STATED GOAL: Write out the records word for word, with no pictures.

[Figure contents as structured data]

-- Start --

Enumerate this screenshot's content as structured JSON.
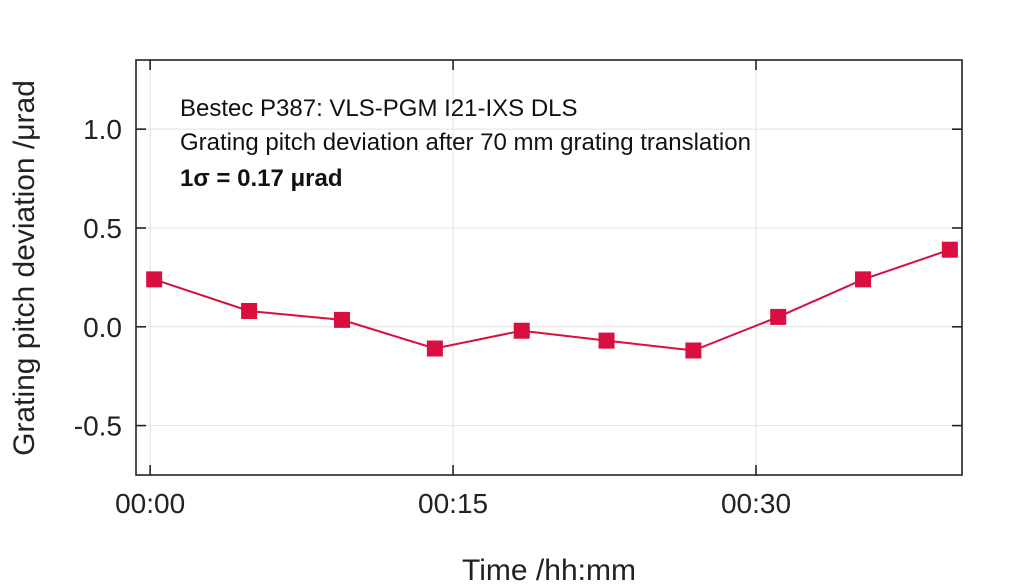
{
  "chart_data": {
    "type": "line",
    "xlabel": "Time /hh:mm",
    "ylabel": "Grating pitch deviation /μrad",
    "x_ticks": [
      "00:00",
      "00:15",
      "00:30"
    ],
    "x_tick_minutes": [
      0,
      15,
      30
    ],
    "y_ticks": [
      "1.0",
      "0.5",
      "0.0",
      "-0.5"
    ],
    "y_tick_values": [
      1.0,
      0.5,
      0.0,
      -0.5
    ],
    "xlim_minutes": [
      -0.7,
      40.2
    ],
    "ylim": [
      -0.75,
      1.35
    ],
    "grid": true,
    "annotations": [
      "Bestec P387: VLS-PGM I21-IXS DLS",
      "Grating pitch deviation after 70 mm grating translation",
      "1σ = 0.17 μrad"
    ],
    "series": [
      {
        "color": "#d90f3f",
        "marker": "square",
        "x_minutes": [
          0.2,
          4.9,
          9.5,
          14.1,
          18.4,
          22.6,
          26.9,
          31.1,
          35.3,
          39.6
        ],
        "y": [
          0.24,
          0.08,
          0.035,
          -0.11,
          -0.02,
          -0.07,
          -0.12,
          0.05,
          0.24,
          0.39
        ]
      }
    ]
  }
}
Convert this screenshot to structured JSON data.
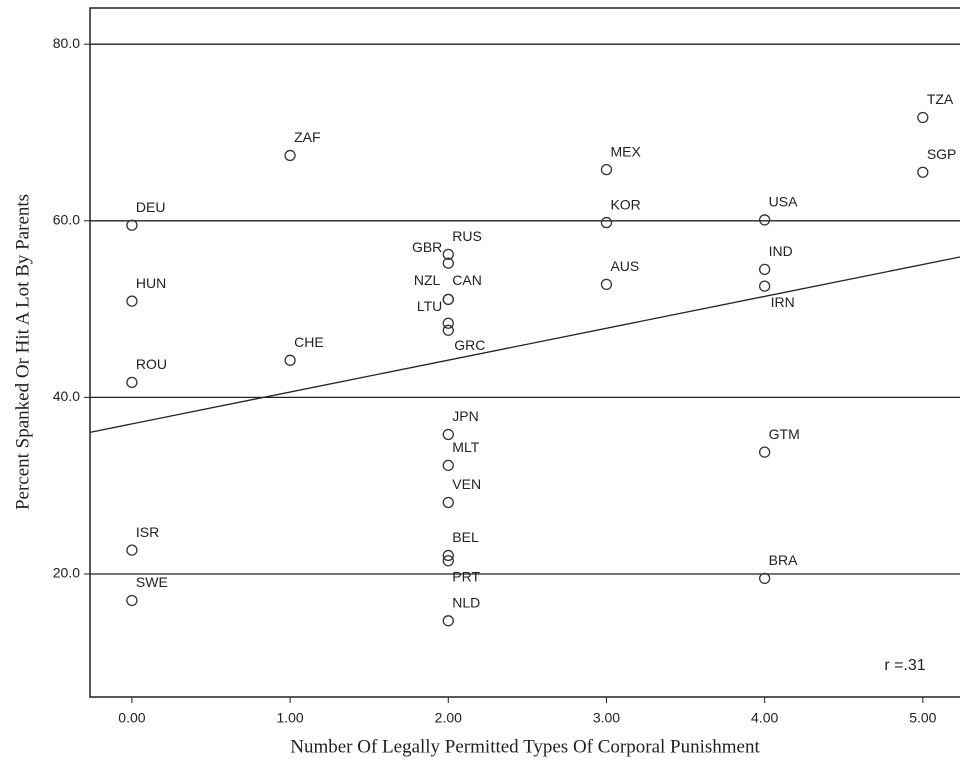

-- End --

SOLUTION FOR THIS TASK:
Enumerate this screenshot's content as structured JSON.
{
  "chart_data": {
    "type": "line",
    "xlabel": "Time /hh:mm",
    "ylabel": "Grating pitch deviation /μrad",
    "x_ticks": [
      "00:00",
      "00:15",
      "00:30"
    ],
    "x_tick_minutes": [
      0,
      15,
      30
    ],
    "y_ticks": [
      "1.0",
      "0.5",
      "0.0",
      "-0.5"
    ],
    "y_tick_values": [
      1.0,
      0.5,
      0.0,
      -0.5
    ],
    "xlim_minutes": [
      -0.7,
      40.2
    ],
    "ylim": [
      -0.75,
      1.35
    ],
    "grid": true,
    "annotations": [
      "Bestec P387: VLS-PGM I21-IXS DLS",
      "Grating pitch deviation after 70 mm grating translation",
      "1σ = 0.17 μrad"
    ],
    "series": [
      {
        "color": "#d90f3f",
        "marker": "square",
        "x_minutes": [
          0.2,
          4.9,
          9.5,
          14.1,
          18.4,
          22.6,
          26.9,
          31.1,
          35.3,
          39.6
        ],
        "y": [
          0.24,
          0.08,
          0.035,
          -0.11,
          -0.02,
          -0.07,
          -0.12,
          0.05,
          0.24,
          0.39
        ]
      }
    ]
  }
}
Convert this screenshot to structured JSON data.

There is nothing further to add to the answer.